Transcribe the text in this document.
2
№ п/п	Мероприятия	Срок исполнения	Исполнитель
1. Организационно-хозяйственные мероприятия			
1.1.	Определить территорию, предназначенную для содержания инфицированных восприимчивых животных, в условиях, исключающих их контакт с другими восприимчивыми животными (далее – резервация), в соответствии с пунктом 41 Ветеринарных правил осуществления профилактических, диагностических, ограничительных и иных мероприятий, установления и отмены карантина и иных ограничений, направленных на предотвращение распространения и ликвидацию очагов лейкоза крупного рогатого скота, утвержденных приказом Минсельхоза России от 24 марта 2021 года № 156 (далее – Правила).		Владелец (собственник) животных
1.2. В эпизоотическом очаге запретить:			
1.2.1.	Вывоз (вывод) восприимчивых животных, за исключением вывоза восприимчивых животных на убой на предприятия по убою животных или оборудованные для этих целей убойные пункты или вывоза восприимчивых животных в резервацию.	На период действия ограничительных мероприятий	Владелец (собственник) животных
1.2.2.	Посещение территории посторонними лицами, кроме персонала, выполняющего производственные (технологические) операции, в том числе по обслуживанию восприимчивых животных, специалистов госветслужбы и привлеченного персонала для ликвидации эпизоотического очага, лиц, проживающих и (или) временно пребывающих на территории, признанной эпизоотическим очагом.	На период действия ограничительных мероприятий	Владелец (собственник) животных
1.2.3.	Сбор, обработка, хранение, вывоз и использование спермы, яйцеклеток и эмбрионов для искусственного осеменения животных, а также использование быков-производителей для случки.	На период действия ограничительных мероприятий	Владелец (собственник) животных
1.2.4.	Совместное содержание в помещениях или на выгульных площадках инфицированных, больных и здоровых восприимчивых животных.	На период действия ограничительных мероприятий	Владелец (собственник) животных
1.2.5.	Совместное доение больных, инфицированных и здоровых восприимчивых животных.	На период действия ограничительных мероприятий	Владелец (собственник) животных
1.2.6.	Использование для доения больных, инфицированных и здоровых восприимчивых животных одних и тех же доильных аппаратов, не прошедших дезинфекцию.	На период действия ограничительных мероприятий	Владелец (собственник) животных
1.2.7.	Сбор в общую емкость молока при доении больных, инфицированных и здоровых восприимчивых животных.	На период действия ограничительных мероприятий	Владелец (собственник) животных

━━━━━━━━

## EXERCISE BRIEF
Identify lines with the string "Сбор". Copy each one.

## FINISHED ANSWER
1.2.3.	Сбор, обработка, хранение, вывоз и использование спермы, яйцеклеток и эмбрионов для искусственного осеменения животных, а также использование быков-производителей для случки.	На период действия ограничительных мероприятий	Владелец (собственник) животных
1.2.7.	Сбор в общую емкость молока при доении больных, инфицированных и здоровых восприимчивых животных.	На период действия ограничительных мероприятий	Владелец (собственник) животных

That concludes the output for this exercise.